[Set exercise]: Copy each entry as it stands, leaving nothing out.

[Records supplied]:

# # #

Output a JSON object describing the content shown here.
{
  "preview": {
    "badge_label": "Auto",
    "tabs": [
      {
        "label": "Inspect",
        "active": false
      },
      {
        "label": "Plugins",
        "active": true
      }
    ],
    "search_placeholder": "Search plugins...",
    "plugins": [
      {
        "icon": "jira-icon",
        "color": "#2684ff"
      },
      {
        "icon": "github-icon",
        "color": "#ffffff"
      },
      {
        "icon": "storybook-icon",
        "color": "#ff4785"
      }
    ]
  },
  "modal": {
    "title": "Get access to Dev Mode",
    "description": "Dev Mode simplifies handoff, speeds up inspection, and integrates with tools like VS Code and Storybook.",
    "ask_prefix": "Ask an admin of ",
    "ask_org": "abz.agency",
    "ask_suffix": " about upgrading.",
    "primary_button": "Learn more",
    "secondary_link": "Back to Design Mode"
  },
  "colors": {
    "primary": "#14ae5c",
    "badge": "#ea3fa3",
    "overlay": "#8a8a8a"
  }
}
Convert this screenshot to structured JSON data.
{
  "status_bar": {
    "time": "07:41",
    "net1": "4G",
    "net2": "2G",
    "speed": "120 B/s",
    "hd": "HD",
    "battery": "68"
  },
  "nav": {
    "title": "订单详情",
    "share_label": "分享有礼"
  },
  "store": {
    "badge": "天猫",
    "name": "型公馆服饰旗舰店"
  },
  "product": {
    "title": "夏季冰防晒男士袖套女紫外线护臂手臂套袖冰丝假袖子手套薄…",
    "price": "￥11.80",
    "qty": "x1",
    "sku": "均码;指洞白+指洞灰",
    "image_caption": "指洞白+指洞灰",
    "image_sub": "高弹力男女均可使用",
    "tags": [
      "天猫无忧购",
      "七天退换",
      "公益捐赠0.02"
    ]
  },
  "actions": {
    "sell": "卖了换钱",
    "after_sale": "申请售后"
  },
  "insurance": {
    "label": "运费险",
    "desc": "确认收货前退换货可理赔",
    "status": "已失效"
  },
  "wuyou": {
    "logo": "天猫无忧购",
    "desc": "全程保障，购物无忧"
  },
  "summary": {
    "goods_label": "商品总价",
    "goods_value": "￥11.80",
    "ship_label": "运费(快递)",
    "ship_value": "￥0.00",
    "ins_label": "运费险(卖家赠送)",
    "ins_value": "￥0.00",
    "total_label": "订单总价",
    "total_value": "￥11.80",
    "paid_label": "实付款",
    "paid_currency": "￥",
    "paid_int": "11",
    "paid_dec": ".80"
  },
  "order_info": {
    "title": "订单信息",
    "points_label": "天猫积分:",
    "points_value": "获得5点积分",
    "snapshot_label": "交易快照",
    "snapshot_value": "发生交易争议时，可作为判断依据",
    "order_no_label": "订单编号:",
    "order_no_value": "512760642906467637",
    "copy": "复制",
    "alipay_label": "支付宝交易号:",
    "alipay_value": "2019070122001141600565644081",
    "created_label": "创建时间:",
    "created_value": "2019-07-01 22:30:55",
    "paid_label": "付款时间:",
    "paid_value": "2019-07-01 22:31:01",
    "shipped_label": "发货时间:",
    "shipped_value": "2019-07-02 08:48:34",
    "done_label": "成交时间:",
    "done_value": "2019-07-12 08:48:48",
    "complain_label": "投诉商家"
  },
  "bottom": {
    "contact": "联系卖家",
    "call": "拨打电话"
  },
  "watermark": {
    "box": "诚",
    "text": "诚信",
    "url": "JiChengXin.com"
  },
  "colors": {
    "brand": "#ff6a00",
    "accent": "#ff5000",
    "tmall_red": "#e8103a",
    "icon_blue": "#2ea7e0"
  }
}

# # #

[Reply]:
Output a JSON object describing the content shown here.
{
  "preview": {
    "badge_label": "Auto",
    "tabs": [
      {
        "label": "Inspect",
        "active": false
      },
      {
        "label": "Plugins",
        "active": true
      }
    ],
    "search_placeholder": "Search plugins...",
    "plugins": [
      {
        "icon": "jira-icon",
        "color": "#2684ff"
      },
      {
        "icon": "github-icon",
        "color": "#ffffff"
      },
      {
        "icon": "storybook-icon",
        "color": "#ff4785"
      }
    ]
  },
  "modal": {
    "title": "Get access to Dev Mode",
    "description": "Dev Mode simplifies handoff, speeds up inspection, and integrates with tools like VS Code and Storybook.",
    "ask_prefix": "Ask an admin of ",
    "ask_org": "abz.agency",
    "ask_suffix": " about upgrading.",
    "primary_button": "Learn more",
    "secondary_link": "Back to Design Mode"
  },
  "colors": {
    "primary": "#14ae5c",
    "badge": "#ea3fa3",
    "overlay": "#8a8a8a"
  }
}
Convert this screenshot to structured JSON data.
{
  "status_bar": {
    "time": "07:41",
    "net1": "4G",
    "net2": "2G",
    "speed": "120 B/s",
    "hd": "HD",
    "battery": "68"
  },
  "nav": {
    "title": "订单详情",
    "share_label": "分享有礼"
  },
  "store": {
    "badge": "天猫",
    "name": "型公馆服饰旗舰店"
  },
  "product": {
    "title": "夏季冰防晒男士袖套女紫外线护臂手臂套袖冰丝假袖子手套薄…",
    "price": "￥11.80",
    "qty": "x1",
    "sku": "均码;指洞白+指洞灰",
    "image_caption": "指洞白+指洞灰",
    "image_sub": "高弹力男女均可使用",
    "tags": [
      "天猫无忧购",
      "七天退换",
      "公益捐赠0.02"
    ]
  },
  "actions": {
    "sell": "卖了换钱",
    "after_sale": "申请售后"
  },
  "insurance": {
    "label": "运费险",
    "desc": "确认收货前退换货可理赔",
    "status": "已失效"
  },
  "wuyou": {
    "logo": "天猫无忧购",
    "desc": "全程保障，购物无忧"
  },
  "summary": {
    "goods_label": "商品总价",
    "goods_value": "￥11.80",
    "ship_label": "运费(快递)",
    "ship_value": "￥0.00",
    "ins_label": "运费险(卖家赠送)",
    "ins_value": "￥0.00",
    "total_label": "订单总价",
    "total_value": "￥11.80",
    "paid_label": "实付款",
    "paid_currency": "￥",
    "paid_int": "11",
    "paid_dec": ".80"
  },
  "order_info": {
    "title": "订单信息",
    "points_label": "天猫积分:",
    "points_value": "获得5点积分",
    "snapshot_label": "交易快照",
    "snapshot_value": "发生交易争议时，可作为判断依据",
    "order_no_label": "订单编号:",
    "order_no_value": "512760642906467637",
    "copy": "复制",
    "alipay_label": "支付宝交易号:",
    "alipay_value": "2019070122001141600565644081",
    "created_label": "创建时间:",
    "created_value": "2019-07-01 22:30:55",
    "paid_label": "付款时间:",
    "paid_value": "2019-07-01 22:31:01",
    "shipped_label": "发货时间:",
    "shipped_value": "2019-07-02 08:48:34",
    "done_label": "成交时间:",
    "done_value": "2019-07-12 08:48:48",
    "complain_label": "投诉商家"
  },
  "bottom": {
    "contact": "联系卖家",
    "call": "拨打电话"
  },
  "watermark": {
    "box": "诚",
    "text": "诚信",
    "url": "JiChengXin.com"
  },
  "colors": {
    "brand": "#ff6a00",
    "accent": "#ff5000",
    "tmall_red": "#e8103a",
    "icon_blue": "#2ea7e0"
  }
}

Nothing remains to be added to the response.